**Collected data**
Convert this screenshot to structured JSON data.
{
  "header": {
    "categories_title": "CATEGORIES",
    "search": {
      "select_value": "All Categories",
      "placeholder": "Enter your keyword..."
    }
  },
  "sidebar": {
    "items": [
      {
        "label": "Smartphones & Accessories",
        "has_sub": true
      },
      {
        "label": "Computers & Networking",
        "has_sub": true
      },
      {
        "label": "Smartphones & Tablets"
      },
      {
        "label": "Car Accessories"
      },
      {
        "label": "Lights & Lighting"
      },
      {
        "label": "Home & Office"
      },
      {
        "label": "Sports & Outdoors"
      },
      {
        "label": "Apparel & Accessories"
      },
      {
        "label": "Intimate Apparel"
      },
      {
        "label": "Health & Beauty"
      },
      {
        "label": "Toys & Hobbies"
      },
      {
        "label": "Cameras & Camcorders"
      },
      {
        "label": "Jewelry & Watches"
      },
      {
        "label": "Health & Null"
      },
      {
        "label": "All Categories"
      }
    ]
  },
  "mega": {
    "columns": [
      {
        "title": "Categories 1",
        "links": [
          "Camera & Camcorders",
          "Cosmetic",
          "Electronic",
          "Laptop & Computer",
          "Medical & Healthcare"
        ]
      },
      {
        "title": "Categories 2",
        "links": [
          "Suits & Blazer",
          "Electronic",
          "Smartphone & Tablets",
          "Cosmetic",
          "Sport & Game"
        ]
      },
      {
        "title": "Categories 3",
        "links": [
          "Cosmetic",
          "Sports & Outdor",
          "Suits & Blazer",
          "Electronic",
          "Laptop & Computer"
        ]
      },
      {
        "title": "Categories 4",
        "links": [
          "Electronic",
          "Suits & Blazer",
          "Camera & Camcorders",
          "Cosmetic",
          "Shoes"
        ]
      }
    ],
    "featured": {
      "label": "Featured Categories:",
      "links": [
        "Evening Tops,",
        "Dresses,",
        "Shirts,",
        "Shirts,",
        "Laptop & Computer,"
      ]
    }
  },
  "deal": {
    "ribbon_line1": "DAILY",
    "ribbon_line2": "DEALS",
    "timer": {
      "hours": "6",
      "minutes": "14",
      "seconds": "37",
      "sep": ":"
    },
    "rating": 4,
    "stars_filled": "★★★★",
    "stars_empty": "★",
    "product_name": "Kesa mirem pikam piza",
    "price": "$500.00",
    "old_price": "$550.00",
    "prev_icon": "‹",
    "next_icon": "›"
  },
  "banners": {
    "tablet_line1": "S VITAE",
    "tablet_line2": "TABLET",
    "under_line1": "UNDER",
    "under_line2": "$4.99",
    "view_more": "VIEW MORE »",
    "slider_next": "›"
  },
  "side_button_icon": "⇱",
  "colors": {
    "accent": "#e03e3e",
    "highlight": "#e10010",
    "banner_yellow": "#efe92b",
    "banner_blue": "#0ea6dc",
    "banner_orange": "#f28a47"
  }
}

**Objective**
Please restate the records in full, word for word.

**Answer to this exercise**
Convert this screenshot to structured JSON data.
{
  "header": {
    "categories_title": "CATEGORIES",
    "search": {
      "select_value": "All Categories",
      "placeholder": "Enter your keyword..."
    }
  },
  "sidebar": {
    "items": [
      {
        "label": "Smartphones & Accessories",
        "has_sub": true
      },
      {
        "label": "Computers & Networking",
        "has_sub": true
      },
      {
        "label": "Smartphones & Tablets"
      },
      {
        "label": "Car Accessories"
      },
      {
        "label": "Lights & Lighting"
      },
      {
        "label": "Home & Office"
      },
      {
        "label": "Sports & Outdoors"
      },
      {
        "label": "Apparel & Accessories"
      },
      {
        "label": "Intimate Apparel"
      },
      {
        "label": "Health & Beauty"
      },
      {
        "label": "Toys & Hobbies"
      },
      {
        "label": "Cameras & Camcorders"
      },
      {
        "label": "Jewelry & Watches"
      },
      {
        "label": "Health & Null"
      },
      {
        "label": "All Categories"
      }
    ]
  },
  "mega": {
    "columns": [
      {
        "title": "Categories 1",
        "links": [
          "Camera & Camcorders",
          "Cosmetic",
          "Electronic",
          "Laptop & Computer",
          "Medical & Healthcare"
        ]
      },
      {
        "title": "Categories 2",
        "links": [
          "Suits & Blazer",
          "Electronic",
          "Smartphone & Tablets",
          "Cosmetic",
          "Sport & Game"
        ]
      },
      {
        "title": "Categories 3",
        "links": [
          "Cosmetic",
          "Sports & Outdor",
          "Suits & Blazer",
          "Electronic",
          "Laptop & Computer"
        ]
      },
      {
        "title": "Categories 4",
        "links": [
          "Electronic",
          "Suits & Blazer",
          "Camera & Camcorders",
          "Cosmetic",
          "Shoes"
        ]
      }
    ],
    "featured": {
      "label": "Featured Categories:",
      "links": [
        "Evening Tops,",
        "Dresses,",
        "Shirts,",
        "Shirts,",
        "Laptop & Computer,"
      ]
    }
  },
  "deal": {
    "ribbon_line1": "DAILY",
    "ribbon_line2": "DEALS",
    "timer": {
      "hours": "6",
      "minutes": "14",
      "seconds": "37",
      "sep": ":"
    },
    "rating": 4,
    "stars_filled": "★★★★",
    "stars_empty": "★",
    "product_name": "Kesa mirem pikam piza",
    "price": "$500.00",
    "old_price": "$550.00",
    "prev_icon": "‹",
    "next_icon": "›"
  },
  "banners": {
    "tablet_line1": "S VITAE",
    "tablet_line2": "TABLET",
    "under_line1": "UNDER",
    "under_line2": "$4.99",
    "view_more": "VIEW MORE »",
    "slider_next": "›"
  },
  "side_button_icon": "⇱",
  "colors": {
    "accent": "#e03e3e",
    "highlight": "#e10010",
    "banner_yellow": "#efe92b",
    "banner_blue": "#0ea6dc",
    "banner_orange": "#f28a47"
  }
}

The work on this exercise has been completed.